--- START ---

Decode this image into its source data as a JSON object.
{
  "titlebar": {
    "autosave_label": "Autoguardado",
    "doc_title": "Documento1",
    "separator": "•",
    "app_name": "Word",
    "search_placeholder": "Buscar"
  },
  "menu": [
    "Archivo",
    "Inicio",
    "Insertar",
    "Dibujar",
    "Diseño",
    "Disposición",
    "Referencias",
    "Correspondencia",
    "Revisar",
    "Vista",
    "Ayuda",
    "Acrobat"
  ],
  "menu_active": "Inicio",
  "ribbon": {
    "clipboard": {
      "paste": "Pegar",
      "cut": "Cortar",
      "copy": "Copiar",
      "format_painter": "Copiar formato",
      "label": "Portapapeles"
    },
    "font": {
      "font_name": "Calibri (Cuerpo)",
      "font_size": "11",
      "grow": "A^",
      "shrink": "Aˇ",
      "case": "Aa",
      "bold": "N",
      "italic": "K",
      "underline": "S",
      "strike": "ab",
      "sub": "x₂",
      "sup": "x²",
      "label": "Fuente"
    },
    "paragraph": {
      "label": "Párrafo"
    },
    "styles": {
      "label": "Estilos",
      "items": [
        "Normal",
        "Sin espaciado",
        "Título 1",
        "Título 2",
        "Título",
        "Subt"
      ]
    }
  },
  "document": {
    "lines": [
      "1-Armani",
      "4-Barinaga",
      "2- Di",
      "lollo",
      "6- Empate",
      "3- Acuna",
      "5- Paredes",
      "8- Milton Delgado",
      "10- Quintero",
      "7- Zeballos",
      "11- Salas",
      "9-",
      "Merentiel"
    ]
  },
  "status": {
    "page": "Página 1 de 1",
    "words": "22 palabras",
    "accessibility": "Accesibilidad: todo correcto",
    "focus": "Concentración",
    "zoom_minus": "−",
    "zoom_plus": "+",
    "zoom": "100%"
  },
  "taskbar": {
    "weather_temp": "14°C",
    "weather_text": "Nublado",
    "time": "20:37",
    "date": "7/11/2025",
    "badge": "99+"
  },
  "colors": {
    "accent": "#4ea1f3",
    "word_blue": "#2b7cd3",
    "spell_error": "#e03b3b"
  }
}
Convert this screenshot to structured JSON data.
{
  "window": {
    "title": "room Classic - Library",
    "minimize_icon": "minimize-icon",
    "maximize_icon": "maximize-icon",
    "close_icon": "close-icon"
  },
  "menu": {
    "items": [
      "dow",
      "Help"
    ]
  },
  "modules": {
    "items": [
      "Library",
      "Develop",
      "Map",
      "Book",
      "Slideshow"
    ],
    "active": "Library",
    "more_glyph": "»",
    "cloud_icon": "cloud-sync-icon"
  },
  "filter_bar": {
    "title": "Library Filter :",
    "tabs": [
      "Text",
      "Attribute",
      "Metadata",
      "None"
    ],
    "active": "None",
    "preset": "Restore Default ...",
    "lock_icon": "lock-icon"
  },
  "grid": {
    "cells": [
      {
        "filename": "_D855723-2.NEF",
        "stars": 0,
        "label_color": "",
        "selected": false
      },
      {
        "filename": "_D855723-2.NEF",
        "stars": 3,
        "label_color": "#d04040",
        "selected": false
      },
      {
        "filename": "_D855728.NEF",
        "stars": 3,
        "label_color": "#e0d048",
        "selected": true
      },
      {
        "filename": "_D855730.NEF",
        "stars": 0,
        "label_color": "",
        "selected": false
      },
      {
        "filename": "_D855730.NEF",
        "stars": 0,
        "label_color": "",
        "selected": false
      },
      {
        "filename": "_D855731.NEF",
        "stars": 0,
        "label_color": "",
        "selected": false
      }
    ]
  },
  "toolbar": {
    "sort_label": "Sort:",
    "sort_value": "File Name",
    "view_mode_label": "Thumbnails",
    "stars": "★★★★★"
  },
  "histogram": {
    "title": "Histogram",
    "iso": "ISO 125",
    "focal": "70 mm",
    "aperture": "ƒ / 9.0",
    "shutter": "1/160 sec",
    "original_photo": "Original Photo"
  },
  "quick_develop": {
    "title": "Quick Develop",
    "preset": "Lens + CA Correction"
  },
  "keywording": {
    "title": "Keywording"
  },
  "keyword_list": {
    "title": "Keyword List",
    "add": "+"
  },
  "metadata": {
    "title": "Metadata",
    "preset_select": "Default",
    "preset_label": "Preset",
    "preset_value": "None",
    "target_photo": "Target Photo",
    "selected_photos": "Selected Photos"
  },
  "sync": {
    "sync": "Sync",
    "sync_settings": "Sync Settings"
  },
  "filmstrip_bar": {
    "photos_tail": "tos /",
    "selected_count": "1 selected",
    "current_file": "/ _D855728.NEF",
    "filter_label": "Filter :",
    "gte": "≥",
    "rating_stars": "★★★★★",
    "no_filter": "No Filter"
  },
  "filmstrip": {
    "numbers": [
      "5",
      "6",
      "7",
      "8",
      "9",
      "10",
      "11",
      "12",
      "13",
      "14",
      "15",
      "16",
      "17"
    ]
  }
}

--- END ---

## Written instruction
Each line in the material above must be retyped without alteration.

## Expected output
Decode this image into its source data as a JSON object.
{
  "titlebar": {
    "autosave_label": "Autoguardado",
    "doc_title": "Documento1",
    "separator": "•",
    "app_name": "Word",
    "search_placeholder": "Buscar"
  },
  "menu": [
    "Archivo",
    "Inicio",
    "Insertar",
    "Dibujar",
    "Diseño",
    "Disposición",
    "Referencias",
    "Correspondencia",
    "Revisar",
    "Vista",
    "Ayuda",
    "Acrobat"
  ],
  "menu_active": "Inicio",
  "ribbon": {
    "clipboard": {
      "paste": "Pegar",
      "cut": "Cortar",
      "copy": "Copiar",
      "format_painter": "Copiar formato",
      "label": "Portapapeles"
    },
    "font": {
      "font_name": "Calibri (Cuerpo)",
      "font_size": "11",
      "grow": "A^",
      "shrink": "Aˇ",
      "case": "Aa",
      "bold": "N",
      "italic": "K",
      "underline": "S",
      "strike": "ab",
      "sub": "x₂",
      "sup": "x²",
      "label": "Fuente"
    },
    "paragraph": {
      "label": "Párrafo"
    },
    "styles": {
      "label": "Estilos",
      "items": [
        "Normal",
        "Sin espaciado",
        "Título 1",
        "Título 2",
        "Título",
        "Subt"
      ]
    }
  },
  "document": {
    "lines": [
      "1-Armani",
      "4-Barinaga",
      "2- Di",
      "lollo",
      "6- Empate",
      "3- Acuna",
      "5- Paredes",
      "8- Milton Delgado",
      "10- Quintero",
      "7- Zeballos",
      "11- Salas",
      "9-",
      "Merentiel"
    ]
  },
  "status": {
    "page": "Página 1 de 1",
    "words": "22 palabras",
    "accessibility": "Accesibilidad: todo correcto",
    "focus": "Concentración",
    "zoom_minus": "−",
    "zoom_plus": "+",
    "zoom": "100%"
  },
  "taskbar": {
    "weather_temp": "14°C",
    "weather_text": "Nublado",
    "time": "20:37",
    "date": "7/11/2025",
    "badge": "99+"
  },
  "colors": {
    "accent": "#4ea1f3",
    "word_blue": "#2b7cd3",
    "spell_error": "#e03b3b"
  }
}
Convert this screenshot to structured JSON data.
{
  "window": {
    "title": "room Classic - Library",
    "minimize_icon": "minimize-icon",
    "maximize_icon": "maximize-icon",
    "close_icon": "close-icon"
  },
  "menu": {
    "items": [
      "dow",
      "Help"
    ]
  },
  "modules": {
    "items": [
      "Library",
      "Develop",
      "Map",
      "Book",
      "Slideshow"
    ],
    "active": "Library",
    "more_glyph": "»",
    "cloud_icon": "cloud-sync-icon"
  },
  "filter_bar": {
    "title": "Library Filter :",
    "tabs": [
      "Text",
      "Attribute",
      "Metadata",
      "None"
    ],
    "active": "None",
    "preset": "Restore Default ...",
    "lock_icon": "lock-icon"
  },
  "grid": {
    "cells": [
      {
        "filename": "_D855723-2.NEF",
        "stars": 0,
        "label_color": "",
        "selected": false
      },
      {
        "filename": "_D855723-2.NEF",
        "stars": 3,
        "label_color": "#d04040",
        "selected": false
      },
      {
        "filename": "_D855728.NEF",
        "stars": 3,
        "label_color": "#e0d048",
        "selected": true
      },
      {
        "filename": "_D855730.NEF",
        "stars": 0,
        "label_color": "",
        "selected": false
      },
      {
        "filename": "_D855730.NEF",
        "stars": 0,
        "label_color": "",
        "selected": false
      },
      {
        "filename": "_D855731.NEF",
        "stars": 0,
        "label_color": "",
        "selected": false
      }
    ]
  },
  "toolbar": {
    "sort_label": "Sort:",
    "sort_value": "File Name",
    "view_mode_label": "Thumbnails",
    "stars": "★★★★★"
  },
  "histogram": {
    "title": "Histogram",
    "iso": "ISO 125",
    "focal": "70 mm",
    "aperture": "ƒ / 9.0",
    "shutter": "1/160 sec",
    "original_photo": "Original Photo"
  },
  "quick_develop": {
    "title": "Quick Develop",
    "preset": "Lens + CA Correction"
  },
  "keywording": {
    "title": "Keywording"
  },
  "keyword_list": {
    "title": "Keyword List",
    "add": "+"
  },
  "metadata": {
    "title": "Metadata",
    "preset_select": "Default",
    "preset_label": "Preset",
    "preset_value": "None",
    "target_photo": "Target Photo",
    "selected_photos": "Selected Photos"
  },
  "sync": {
    "sync": "Sync",
    "sync_settings": "Sync Settings"
  },
  "filmstrip_bar": {
    "photos_tail": "tos /",
    "selected_count": "1 selected",
    "current_file": "/ _D855728.NEF",
    "filter_label": "Filter :",
    "gte": "≥",
    "rating_stars": "★★★★★",
    "no_filter": "No Filter"
  },
  "filmstrip": {
    "numbers": [
      "5",
      "6",
      "7",
      "8",
      "9",
      "10",
      "11",
      "12",
      "13",
      "14",
      "15",
      "16",
      "17"
    ]
  }
}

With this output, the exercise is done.